- **Dataset entries**

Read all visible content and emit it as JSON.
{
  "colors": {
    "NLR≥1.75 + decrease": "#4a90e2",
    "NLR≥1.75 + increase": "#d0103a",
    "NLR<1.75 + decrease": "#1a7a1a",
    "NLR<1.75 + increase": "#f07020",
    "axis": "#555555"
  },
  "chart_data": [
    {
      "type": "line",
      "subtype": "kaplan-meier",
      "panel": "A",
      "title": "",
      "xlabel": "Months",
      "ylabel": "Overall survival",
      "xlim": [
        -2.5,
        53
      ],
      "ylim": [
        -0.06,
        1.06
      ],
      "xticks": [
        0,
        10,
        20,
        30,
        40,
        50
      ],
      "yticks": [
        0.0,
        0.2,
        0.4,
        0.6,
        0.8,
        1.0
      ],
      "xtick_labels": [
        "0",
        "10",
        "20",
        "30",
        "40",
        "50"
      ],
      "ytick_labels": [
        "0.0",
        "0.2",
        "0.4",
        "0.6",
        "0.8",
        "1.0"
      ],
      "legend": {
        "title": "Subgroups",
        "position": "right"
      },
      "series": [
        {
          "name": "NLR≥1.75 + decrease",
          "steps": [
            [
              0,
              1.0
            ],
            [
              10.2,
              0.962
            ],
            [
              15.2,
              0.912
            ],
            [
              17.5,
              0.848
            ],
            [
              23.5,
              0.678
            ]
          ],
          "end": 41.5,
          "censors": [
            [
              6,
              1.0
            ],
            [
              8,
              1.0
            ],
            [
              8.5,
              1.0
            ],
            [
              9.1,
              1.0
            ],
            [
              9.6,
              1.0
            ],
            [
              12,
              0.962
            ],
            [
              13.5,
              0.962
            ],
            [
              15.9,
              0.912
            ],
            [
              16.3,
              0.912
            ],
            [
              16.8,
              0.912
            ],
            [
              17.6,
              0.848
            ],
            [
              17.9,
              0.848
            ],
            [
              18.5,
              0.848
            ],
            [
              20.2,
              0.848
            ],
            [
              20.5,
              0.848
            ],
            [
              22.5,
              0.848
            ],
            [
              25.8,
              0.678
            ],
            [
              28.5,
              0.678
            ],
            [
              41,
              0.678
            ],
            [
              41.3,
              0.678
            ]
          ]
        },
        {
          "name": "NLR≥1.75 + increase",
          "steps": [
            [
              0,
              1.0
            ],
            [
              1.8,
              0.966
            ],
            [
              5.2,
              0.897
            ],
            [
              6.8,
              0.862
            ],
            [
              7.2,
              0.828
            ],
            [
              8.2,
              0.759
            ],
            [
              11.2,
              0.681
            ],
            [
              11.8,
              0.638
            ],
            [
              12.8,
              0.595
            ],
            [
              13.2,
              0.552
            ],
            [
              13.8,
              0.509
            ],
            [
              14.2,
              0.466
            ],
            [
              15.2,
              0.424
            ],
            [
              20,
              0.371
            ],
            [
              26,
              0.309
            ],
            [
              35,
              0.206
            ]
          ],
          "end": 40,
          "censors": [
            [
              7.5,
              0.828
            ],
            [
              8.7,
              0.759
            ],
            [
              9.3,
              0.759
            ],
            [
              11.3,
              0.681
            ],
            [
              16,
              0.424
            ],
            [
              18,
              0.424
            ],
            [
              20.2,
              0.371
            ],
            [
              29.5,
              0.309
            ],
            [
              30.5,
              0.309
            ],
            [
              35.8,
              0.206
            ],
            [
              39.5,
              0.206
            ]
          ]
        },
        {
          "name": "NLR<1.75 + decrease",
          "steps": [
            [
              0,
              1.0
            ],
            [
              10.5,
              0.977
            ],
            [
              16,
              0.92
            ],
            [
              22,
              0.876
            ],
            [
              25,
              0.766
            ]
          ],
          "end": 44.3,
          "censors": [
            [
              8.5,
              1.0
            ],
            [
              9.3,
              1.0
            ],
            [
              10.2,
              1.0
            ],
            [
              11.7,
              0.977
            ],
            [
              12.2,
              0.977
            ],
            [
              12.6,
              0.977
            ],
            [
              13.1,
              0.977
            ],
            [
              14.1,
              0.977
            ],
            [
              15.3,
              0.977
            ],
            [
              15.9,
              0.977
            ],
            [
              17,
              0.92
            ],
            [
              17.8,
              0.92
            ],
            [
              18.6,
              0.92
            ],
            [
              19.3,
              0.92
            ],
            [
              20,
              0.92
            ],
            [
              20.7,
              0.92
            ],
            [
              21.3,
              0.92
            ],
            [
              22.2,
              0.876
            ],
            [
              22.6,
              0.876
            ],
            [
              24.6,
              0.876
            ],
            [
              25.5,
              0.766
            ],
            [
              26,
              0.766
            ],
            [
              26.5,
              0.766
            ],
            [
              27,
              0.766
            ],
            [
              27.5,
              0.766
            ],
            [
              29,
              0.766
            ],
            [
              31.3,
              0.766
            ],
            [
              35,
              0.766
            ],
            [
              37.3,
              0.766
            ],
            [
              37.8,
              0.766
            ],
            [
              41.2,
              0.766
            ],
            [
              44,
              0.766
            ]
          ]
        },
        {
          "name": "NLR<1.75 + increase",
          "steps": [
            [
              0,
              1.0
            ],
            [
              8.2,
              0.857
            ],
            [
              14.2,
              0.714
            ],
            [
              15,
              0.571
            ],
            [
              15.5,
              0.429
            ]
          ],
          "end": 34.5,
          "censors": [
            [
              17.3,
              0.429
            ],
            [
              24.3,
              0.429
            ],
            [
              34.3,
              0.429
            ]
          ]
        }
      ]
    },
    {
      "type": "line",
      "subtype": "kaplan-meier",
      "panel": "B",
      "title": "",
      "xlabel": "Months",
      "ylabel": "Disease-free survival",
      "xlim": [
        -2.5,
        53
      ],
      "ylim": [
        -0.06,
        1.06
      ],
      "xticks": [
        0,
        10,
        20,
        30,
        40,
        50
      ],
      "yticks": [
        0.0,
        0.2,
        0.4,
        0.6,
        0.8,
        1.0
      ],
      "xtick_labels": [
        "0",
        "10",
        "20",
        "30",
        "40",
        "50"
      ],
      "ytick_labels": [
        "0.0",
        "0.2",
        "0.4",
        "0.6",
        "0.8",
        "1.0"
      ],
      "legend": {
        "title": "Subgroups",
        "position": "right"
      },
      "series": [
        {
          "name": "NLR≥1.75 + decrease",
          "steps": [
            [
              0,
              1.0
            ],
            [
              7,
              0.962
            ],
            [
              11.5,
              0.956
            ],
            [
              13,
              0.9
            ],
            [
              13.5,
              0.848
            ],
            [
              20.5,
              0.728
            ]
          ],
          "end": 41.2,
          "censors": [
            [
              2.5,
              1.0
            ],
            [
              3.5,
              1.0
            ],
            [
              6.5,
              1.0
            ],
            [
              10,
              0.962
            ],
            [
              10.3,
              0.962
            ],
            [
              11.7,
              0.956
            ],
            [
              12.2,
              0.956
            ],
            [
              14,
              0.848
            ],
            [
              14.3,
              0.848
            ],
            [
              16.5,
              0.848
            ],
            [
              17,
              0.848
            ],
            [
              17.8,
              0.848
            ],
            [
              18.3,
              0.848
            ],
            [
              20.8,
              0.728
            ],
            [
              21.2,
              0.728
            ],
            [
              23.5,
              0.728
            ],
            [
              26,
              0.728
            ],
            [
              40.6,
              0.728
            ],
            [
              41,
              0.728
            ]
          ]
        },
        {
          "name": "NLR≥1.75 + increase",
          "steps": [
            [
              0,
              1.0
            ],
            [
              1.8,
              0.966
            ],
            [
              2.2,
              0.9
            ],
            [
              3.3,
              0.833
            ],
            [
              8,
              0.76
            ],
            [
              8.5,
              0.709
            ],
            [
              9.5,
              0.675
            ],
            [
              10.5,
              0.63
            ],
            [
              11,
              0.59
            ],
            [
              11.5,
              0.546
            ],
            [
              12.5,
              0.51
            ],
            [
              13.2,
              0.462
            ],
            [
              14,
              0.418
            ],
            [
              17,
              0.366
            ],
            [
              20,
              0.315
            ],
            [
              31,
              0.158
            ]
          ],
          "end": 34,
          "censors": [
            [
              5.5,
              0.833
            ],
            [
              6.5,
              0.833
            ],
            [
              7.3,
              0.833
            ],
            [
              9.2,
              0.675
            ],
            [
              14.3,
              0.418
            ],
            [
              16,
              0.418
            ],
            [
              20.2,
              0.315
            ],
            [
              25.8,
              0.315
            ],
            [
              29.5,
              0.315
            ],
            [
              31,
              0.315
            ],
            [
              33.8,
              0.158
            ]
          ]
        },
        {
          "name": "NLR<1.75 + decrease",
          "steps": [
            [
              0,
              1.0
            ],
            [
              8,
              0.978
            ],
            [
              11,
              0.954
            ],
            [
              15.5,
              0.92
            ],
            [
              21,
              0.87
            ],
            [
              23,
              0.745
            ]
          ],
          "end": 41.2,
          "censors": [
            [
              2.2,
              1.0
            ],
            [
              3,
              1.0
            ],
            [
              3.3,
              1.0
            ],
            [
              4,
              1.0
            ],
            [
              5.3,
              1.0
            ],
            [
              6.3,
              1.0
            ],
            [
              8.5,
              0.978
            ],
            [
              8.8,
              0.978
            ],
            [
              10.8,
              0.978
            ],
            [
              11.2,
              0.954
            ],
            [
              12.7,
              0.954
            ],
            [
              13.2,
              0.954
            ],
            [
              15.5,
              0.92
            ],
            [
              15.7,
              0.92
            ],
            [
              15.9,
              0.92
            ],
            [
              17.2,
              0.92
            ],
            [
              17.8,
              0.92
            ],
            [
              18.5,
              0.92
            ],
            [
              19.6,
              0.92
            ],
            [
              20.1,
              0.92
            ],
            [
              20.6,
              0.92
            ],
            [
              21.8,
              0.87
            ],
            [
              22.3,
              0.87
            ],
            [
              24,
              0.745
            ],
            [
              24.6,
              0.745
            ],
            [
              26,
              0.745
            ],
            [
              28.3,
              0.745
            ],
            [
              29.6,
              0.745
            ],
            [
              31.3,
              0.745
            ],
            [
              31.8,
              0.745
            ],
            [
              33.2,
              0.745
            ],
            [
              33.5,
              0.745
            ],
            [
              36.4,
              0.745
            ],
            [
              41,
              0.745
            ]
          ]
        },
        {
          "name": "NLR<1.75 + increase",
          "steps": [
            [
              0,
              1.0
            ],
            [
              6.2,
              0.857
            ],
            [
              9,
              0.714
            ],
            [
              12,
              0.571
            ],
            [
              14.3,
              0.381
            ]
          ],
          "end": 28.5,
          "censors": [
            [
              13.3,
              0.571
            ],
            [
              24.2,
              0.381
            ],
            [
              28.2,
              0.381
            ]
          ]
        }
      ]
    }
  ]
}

- **Stated exercise**
In the records above, find each line with the word "survival" and copy it.

- **Solution below**
      "ylabel": "Overall survival",
      "ylabel": "Disease-free survival",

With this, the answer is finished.